- **Requirement**: Write out all of the entries that follow, word for word, but skip the pictures.
========
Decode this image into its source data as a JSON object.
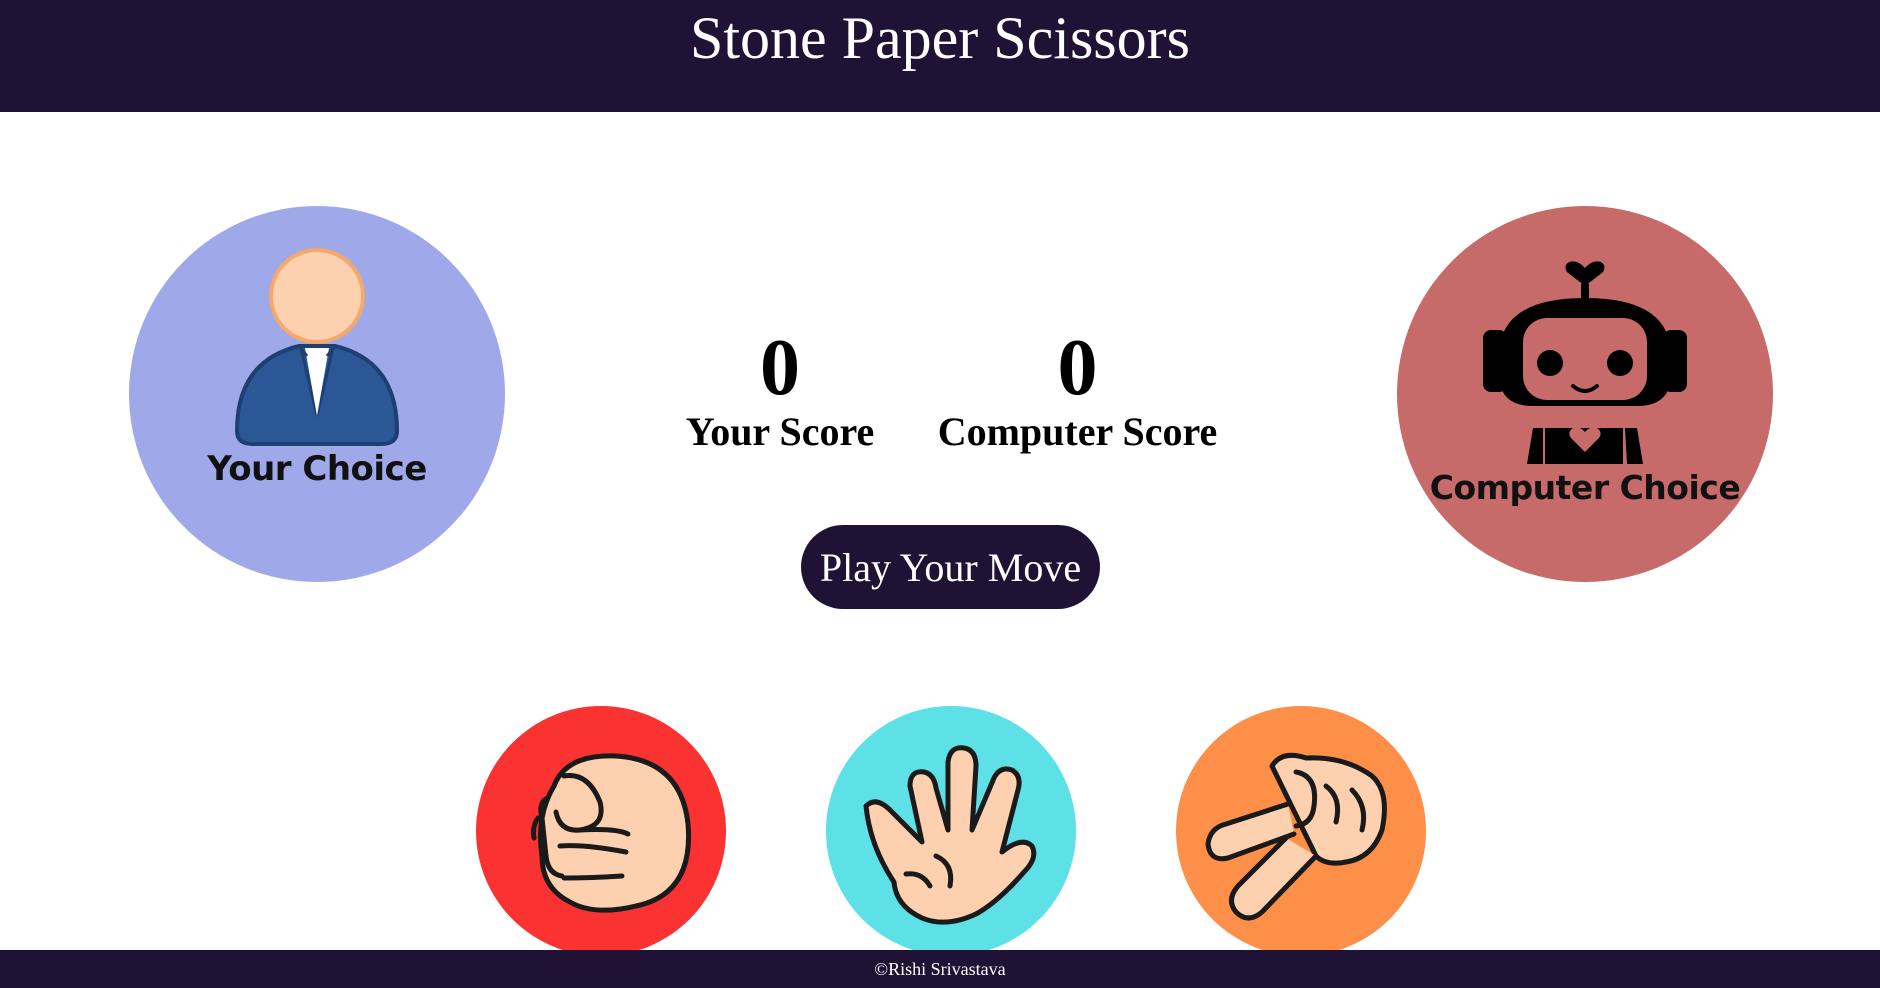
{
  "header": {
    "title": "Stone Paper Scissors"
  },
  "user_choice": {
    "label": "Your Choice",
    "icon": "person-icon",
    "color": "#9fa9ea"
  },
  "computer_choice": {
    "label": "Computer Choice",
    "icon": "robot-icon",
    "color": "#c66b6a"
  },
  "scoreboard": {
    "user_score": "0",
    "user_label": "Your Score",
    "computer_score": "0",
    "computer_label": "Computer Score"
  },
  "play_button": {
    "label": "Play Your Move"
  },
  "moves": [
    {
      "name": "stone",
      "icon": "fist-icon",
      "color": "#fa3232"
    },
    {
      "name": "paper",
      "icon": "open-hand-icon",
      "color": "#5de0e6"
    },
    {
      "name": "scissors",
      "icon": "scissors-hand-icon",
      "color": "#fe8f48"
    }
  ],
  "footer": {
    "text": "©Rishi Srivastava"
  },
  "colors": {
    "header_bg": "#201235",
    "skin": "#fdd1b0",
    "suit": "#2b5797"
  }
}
========
- **Reply**:
Decode this image into its source data as a JSON object.
{
  "header": {
    "title": "Stone Paper Scissors"
  },
  "user_choice": {
    "label": "Your Choice",
    "icon": "person-icon",
    "color": "#9fa9ea"
  },
  "computer_choice": {
    "label": "Computer Choice",
    "icon": "robot-icon",
    "color": "#c66b6a"
  },
  "scoreboard": {
    "user_score": "0",
    "user_label": "Your Score",
    "computer_score": "0",
    "computer_label": "Computer Score"
  },
  "play_button": {
    "label": "Play Your Move"
  },
  "moves": [
    {
      "name": "stone",
      "icon": "fist-icon",
      "color": "#fa3232"
    },
    {
      "name": "paper",
      "icon": "open-hand-icon",
      "color": "#5de0e6"
    },
    {
      "name": "scissors",
      "icon": "scissors-hand-icon",
      "color": "#fe8f48"
    }
  ],
  "footer": {
    "text": "©Rishi Srivastava"
  },
  "colors": {
    "header_bg": "#201235",
    "skin": "#fdd1b0",
    "suit": "#2b5797"
  }
}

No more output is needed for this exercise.